Data excerpts:
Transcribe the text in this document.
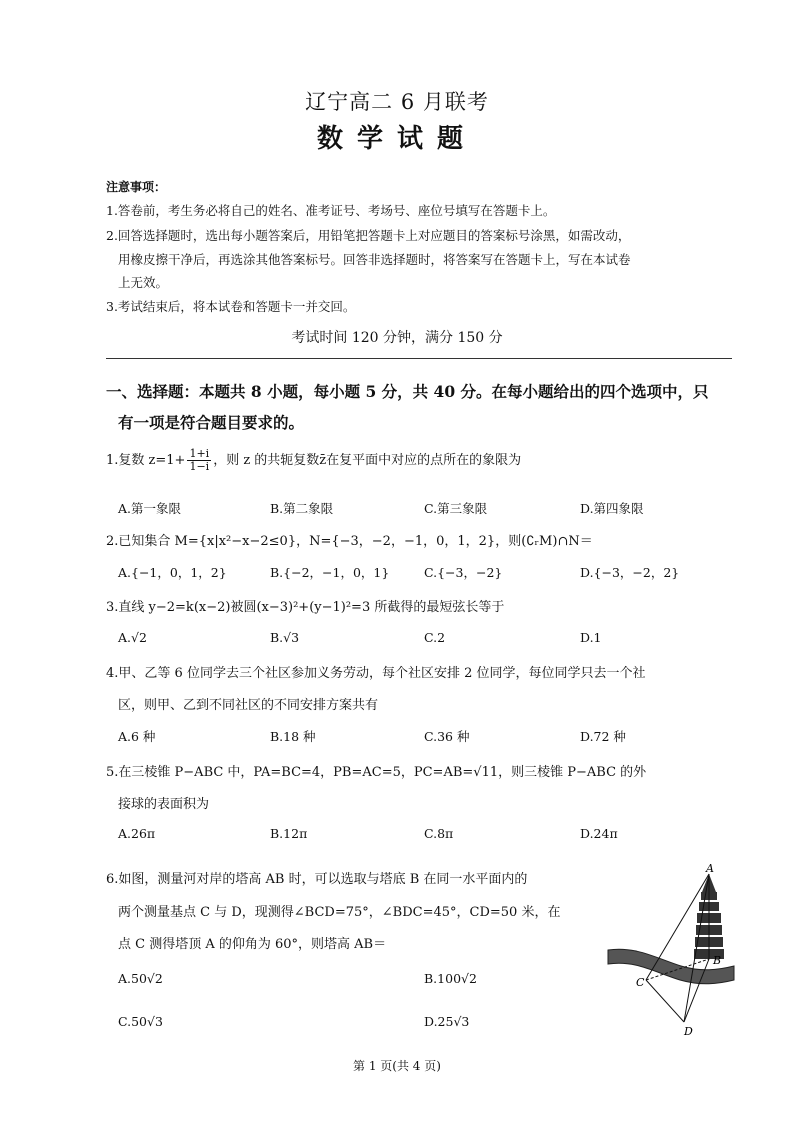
辽宁高二 6 月联考
数学试题
注意事项：
1.答卷前，考生务必将自己的姓名、准考证号、考场号、座位号填写在答题卡上。
2.回答选择题时，选出每小题答案后，用铅笔把答题卡上对应题目的答案标号涂黑，如需改动，
用橡皮擦干净后，再选涂其他答案标号。回答非选择题时，将答案写在答题卡上，写在本试卷
上无效。
3.考试结束后，将本试卷和答题卡一并交回。
考试时间 120 分钟，满分 150 分
一、选择题：本题共 8 小题，每小题 5 分，共 40 分。在每小题给出的四个选项中，只
有一项是符合题目要求的。
1.复数 $z=1+ \frac{1+i}{1-i}$ ，则 z 的共轭复数z̄在复平面中对应的点所在的象限为
A.第一象限	B.第二象限	C.第三象限	D.第四象限
2.已知集合 M={x|x²−x−2≤0}，N={−3，−2，−1，0，1，2}，则(∁ᵣM)∩N＝
A.{−1，0，1，2}	B.{−2，−1，0，1}	C.{−3，−2}	D.{−3，−2，2}
3.直线 y−2=k(x−2)被圆(x−3)²+(y−1)²=3 所截得的最短弦长等于
A.√2	B.√3	C.2	D.1
4.甲、乙等 6 位同学去三个社区参加义务劳动，每个社区安排 2 位同学，每位同学只去一个社
区，则甲、乙到不同社区的不同安排方案共有
A.6 种	B.18 种	C.36 种	D.72 种
5.在三棱锥 P−ABC 中，PA=BC=4，PB=AC=5，PC=AB=√11，则三棱锥 P−ABC 的外
接球的表面积为
A.26π	B.12π	C.8π	D.24π
6.如图，测量河对岸的塔高 AB 时，可以选取与塔底 B 在同一水平面内的
两个测量基点 C 与 D，现测得∠BCD=75°，∠BDC=45°，CD=50 米，在
点 C 测得塔顶 A 的仰角为 60°，则塔高 AB＝
A.50√2	B.100√2
C.50√3	D.25√3
A
B
C
D
第 1 页(共 4 页)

## What you need to do:
Restate each line of the records exactly; pictures do not belong in the copy.

## Worked solution:
Transcribe the text in this document.
辽宁高二 6 月联考
数学试题
注意事项：
1.答卷前，考生务必将自己的姓名、准考证号、考场号、座位号填写在答题卡上。
2.回答选择题时，选出每小题答案后，用铅笔把答题卡上对应题目的答案标号涂黑，如需改动，
用橡皮擦干净后，再选涂其他答案标号。回答非选择题时，将答案写在答题卡上，写在本试卷
上无效。
3.考试结束后，将本试卷和答题卡一并交回。
考试时间 120 分钟，满分 150 分
一、选择题：本题共 8 小题，每小题 5 分，共 40 分。在每小题给出的四个选项中，只
有一项是符合题目要求的。
1.复数 $z=1+ \frac{1+i}{1-i}$ ，则 z 的共轭复数z̄在复平面中对应的点所在的象限为
A.第一象限	B.第二象限	C.第三象限	D.第四象限
2.已知集合 M={x|x²−x−2≤0}，N={−3，−2，−1，0，1，2}，则(∁ᵣM)∩N＝
A.{−1，0，1，2}	B.{−2，−1，0，1}	C.{−3，−2}	D.{−3，−2，2}
3.直线 y−2=k(x−2)被圆(x−3)²+(y−1)²=3 所截得的最短弦长等于
A.√2	B.√3	C.2	D.1
4.甲、乙等 6 位同学去三个社区参加义务劳动，每个社区安排 2 位同学，每位同学只去一个社
区，则甲、乙到不同社区的不同安排方案共有
A.6 种	B.18 种	C.36 种	D.72 种
5.在三棱锥 P−ABC 中，PA=BC=4，PB=AC=5，PC=AB=√11，则三棱锥 P−ABC 的外
接球的表面积为
A.26π	B.12π	C.8π	D.24π
6.如图，测量河对岸的塔高 AB 时，可以选取与塔底 B 在同一水平面内的
两个测量基点 C 与 D，现测得∠BCD=75°，∠BDC=45°，CD=50 米，在
点 C 测得塔顶 A 的仰角为 60°，则塔高 AB＝
A.50√2	B.100√2
C.50√3	D.25√3
A
B
C
D
第 1 页(共 4 页)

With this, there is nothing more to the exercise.